# WORK TO COMPLETE
Without altering anything, output the material below.

# Figure dataset records

## START

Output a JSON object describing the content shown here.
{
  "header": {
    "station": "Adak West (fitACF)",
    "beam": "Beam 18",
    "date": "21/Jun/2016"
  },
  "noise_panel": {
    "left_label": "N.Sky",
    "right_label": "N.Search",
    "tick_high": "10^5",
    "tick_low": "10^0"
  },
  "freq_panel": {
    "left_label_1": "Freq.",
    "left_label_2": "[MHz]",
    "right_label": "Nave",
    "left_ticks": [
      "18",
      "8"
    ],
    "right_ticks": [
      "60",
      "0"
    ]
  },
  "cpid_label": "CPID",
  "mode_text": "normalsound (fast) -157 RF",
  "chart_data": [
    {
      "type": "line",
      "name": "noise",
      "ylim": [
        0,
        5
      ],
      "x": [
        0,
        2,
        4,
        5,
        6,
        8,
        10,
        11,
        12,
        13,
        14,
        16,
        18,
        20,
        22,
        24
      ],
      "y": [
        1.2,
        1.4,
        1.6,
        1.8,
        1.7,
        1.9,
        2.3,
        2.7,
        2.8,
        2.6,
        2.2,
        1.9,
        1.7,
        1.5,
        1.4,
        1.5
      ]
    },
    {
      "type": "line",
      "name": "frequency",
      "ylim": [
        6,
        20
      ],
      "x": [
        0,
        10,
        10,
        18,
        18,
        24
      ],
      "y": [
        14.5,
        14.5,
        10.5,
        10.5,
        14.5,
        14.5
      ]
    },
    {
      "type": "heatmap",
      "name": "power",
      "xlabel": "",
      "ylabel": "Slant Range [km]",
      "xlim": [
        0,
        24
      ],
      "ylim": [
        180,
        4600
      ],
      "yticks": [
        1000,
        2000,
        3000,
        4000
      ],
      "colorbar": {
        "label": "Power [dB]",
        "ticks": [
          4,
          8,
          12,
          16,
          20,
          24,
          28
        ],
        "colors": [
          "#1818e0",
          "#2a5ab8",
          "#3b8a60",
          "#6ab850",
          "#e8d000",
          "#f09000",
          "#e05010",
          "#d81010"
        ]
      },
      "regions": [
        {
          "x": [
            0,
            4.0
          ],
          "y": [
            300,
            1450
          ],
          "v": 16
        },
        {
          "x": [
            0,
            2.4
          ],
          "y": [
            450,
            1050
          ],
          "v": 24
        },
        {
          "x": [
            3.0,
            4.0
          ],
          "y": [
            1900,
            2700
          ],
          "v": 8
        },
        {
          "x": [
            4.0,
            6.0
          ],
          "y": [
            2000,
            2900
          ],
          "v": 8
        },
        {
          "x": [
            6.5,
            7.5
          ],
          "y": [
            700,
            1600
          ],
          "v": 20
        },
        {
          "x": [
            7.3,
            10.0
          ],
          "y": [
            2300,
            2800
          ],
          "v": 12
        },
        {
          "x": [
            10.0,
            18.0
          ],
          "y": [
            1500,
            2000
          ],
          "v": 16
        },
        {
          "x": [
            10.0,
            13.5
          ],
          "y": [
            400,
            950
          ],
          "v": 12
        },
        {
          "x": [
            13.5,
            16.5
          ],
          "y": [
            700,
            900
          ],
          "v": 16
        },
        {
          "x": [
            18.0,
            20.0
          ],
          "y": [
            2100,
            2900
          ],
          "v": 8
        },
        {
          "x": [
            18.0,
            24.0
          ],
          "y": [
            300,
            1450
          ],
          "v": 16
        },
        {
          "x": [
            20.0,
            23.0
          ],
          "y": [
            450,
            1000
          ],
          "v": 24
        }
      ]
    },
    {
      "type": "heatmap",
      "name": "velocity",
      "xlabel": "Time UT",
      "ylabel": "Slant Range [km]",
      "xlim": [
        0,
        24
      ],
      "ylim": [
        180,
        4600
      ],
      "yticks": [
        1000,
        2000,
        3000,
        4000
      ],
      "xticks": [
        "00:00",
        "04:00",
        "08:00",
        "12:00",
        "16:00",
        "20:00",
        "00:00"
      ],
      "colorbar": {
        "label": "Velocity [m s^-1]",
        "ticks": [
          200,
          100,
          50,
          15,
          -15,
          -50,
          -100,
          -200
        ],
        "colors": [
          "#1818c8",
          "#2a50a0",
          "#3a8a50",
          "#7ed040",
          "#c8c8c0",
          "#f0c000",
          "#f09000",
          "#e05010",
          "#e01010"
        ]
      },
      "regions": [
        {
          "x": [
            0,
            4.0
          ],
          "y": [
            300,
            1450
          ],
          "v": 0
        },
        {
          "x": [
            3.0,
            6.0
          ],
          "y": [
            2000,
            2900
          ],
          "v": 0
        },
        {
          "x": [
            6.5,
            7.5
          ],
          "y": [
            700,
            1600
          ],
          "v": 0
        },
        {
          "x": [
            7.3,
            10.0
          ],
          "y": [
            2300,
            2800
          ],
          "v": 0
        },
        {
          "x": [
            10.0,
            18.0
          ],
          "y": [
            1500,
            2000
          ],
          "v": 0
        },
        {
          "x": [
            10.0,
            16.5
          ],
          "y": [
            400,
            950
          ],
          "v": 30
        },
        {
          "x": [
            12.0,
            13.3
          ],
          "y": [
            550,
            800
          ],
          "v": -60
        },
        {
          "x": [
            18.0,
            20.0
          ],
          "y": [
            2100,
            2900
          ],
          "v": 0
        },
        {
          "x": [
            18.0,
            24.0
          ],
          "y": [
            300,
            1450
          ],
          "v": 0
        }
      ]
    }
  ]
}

## END

# COMPLETE OUTPUT
Output a JSON object describing the content shown here.
{
  "header": {
    "station": "Adak West (fitACF)",
    "beam": "Beam 18",
    "date": "21/Jun/2016"
  },
  "noise_panel": {
    "left_label": "N.Sky",
    "right_label": "N.Search",
    "tick_high": "10^5",
    "tick_low": "10^0"
  },
  "freq_panel": {
    "left_label_1": "Freq.",
    "left_label_2": "[MHz]",
    "right_label": "Nave",
    "left_ticks": [
      "18",
      "8"
    ],
    "right_ticks": [
      "60",
      "0"
    ]
  },
  "cpid_label": "CPID",
  "mode_text": "normalsound (fast) -157 RF",
  "chart_data": [
    {
      "type": "line",
      "name": "noise",
      "ylim": [
        0,
        5
      ],
      "x": [
        0,
        2,
        4,
        5,
        6,
        8,
        10,
        11,
        12,
        13,
        14,
        16,
        18,
        20,
        22,
        24
      ],
      "y": [
        1.2,
        1.4,
        1.6,
        1.8,
        1.7,
        1.9,
        2.3,
        2.7,
        2.8,
        2.6,
        2.2,
        1.9,
        1.7,
        1.5,
        1.4,
        1.5
      ]
    },
    {
      "type": "line",
      "name": "frequency",
      "ylim": [
        6,
        20
      ],
      "x": [
        0,
        10,
        10,
        18,
        18,
        24
      ],
      "y": [
        14.5,
        14.5,
        10.5,
        10.5,
        14.5,
        14.5
      ]
    },
    {
      "type": "heatmap",
      "name": "power",
      "xlabel": "",
      "ylabel": "Slant Range [km]",
      "xlim": [
        0,
        24
      ],
      "ylim": [
        180,
        4600
      ],
      "yticks": [
        1000,
        2000,
        3000,
        4000
      ],
      "colorbar": {
        "label": "Power [dB]",
        "ticks": [
          4,
          8,
          12,
          16,
          20,
          24,
          28
        ],
        "colors": [
          "#1818e0",
          "#2a5ab8",
          "#3b8a60",
          "#6ab850",
          "#e8d000",
          "#f09000",
          "#e05010",
          "#d81010"
        ]
      },
      "regions": [
        {
          "x": [
            0,
            4.0
          ],
          "y": [
            300,
            1450
          ],
          "v": 16
        },
        {
          "x": [
            0,
            2.4
          ],
          "y": [
            450,
            1050
          ],
          "v": 24
        },
        {
          "x": [
            3.0,
            4.0
          ],
          "y": [
            1900,
            2700
          ],
          "v": 8
        },
        {
          "x": [
            4.0,
            6.0
          ],
          "y": [
            2000,
            2900
          ],
          "v": 8
        },
        {
          "x": [
            6.5,
            7.5
          ],
          "y": [
            700,
            1600
          ],
          "v": 20
        },
        {
          "x": [
            7.3,
            10.0
          ],
          "y": [
            2300,
            2800
          ],
          "v": 12
        },
        {
          "x": [
            10.0,
            18.0
          ],
          "y": [
            1500,
            2000
          ],
          "v": 16
        },
        {
          "x": [
            10.0,
            13.5
          ],
          "y": [
            400,
            950
          ],
          "v": 12
        },
        {
          "x": [
            13.5,
            16.5
          ],
          "y": [
            700,
            900
          ],
          "v": 16
        },
        {
          "x": [
            18.0,
            20.0
          ],
          "y": [
            2100,
            2900
          ],
          "v": 8
        },
        {
          "x": [
            18.0,
            24.0
          ],
          "y": [
            300,
            1450
          ],
          "v": 16
        },
        {
          "x": [
            20.0,
            23.0
          ],
          "y": [
            450,
            1000
          ],
          "v": 24
        }
      ]
    },
    {
      "type": "heatmap",
      "name": "velocity",
      "xlabel": "Time UT",
      "ylabel": "Slant Range [km]",
      "xlim": [
        0,
        24
      ],
      "ylim": [
        180,
        4600
      ],
      "yticks": [
        1000,
        2000,
        3000,
        4000
      ],
      "xticks": [
        "00:00",
        "04:00",
        "08:00",
        "12:00",
        "16:00",
        "20:00",
        "00:00"
      ],
      "colorbar": {
        "label": "Velocity [m s^-1]",
        "ticks": [
          200,
          100,
          50,
          15,
          -15,
          -50,
          -100,
          -200
        ],
        "colors": [
          "#1818c8",
          "#2a50a0",
          "#3a8a50",
          "#7ed040",
          "#c8c8c0",
          "#f0c000",
          "#f09000",
          "#e05010",
          "#e01010"
        ]
      },
      "regions": [
        {
          "x": [
            0,
            4.0
          ],
          "y": [
            300,
            1450
          ],
          "v": 0
        },
        {
          "x": [
            3.0,
            6.0
          ],
          "y": [
            2000,
            2900
          ],
          "v": 0
        },
        {
          "x": [
            6.5,
            7.5
          ],
          "y": [
            700,
            1600
          ],
          "v": 0
        },
        {
          "x": [
            7.3,
            10.0
          ],
          "y": [
            2300,
            2800
          ],
          "v": 0
        },
        {
          "x": [
            10.0,
            18.0
          ],
          "y": [
            1500,
            2000
          ],
          "v": 0
        },
        {
          "x": [
            10.0,
            16.5
          ],
          "y": [
            400,
            950
          ],
          "v": 30
        },
        {
          "x": [
            12.0,
            13.3
          ],
          "y": [
            550,
            800
          ],
          "v": -60
        },
        {
          "x": [
            18.0,
            20.0
          ],
          "y": [
            2100,
            2900
          ],
          "v": 0
        },
        {
          "x": [
            18.0,
            24.0
          ],
          "y": [
            300,
            1450
          ],
          "v": 0
        }
      ]
    }
  ]
}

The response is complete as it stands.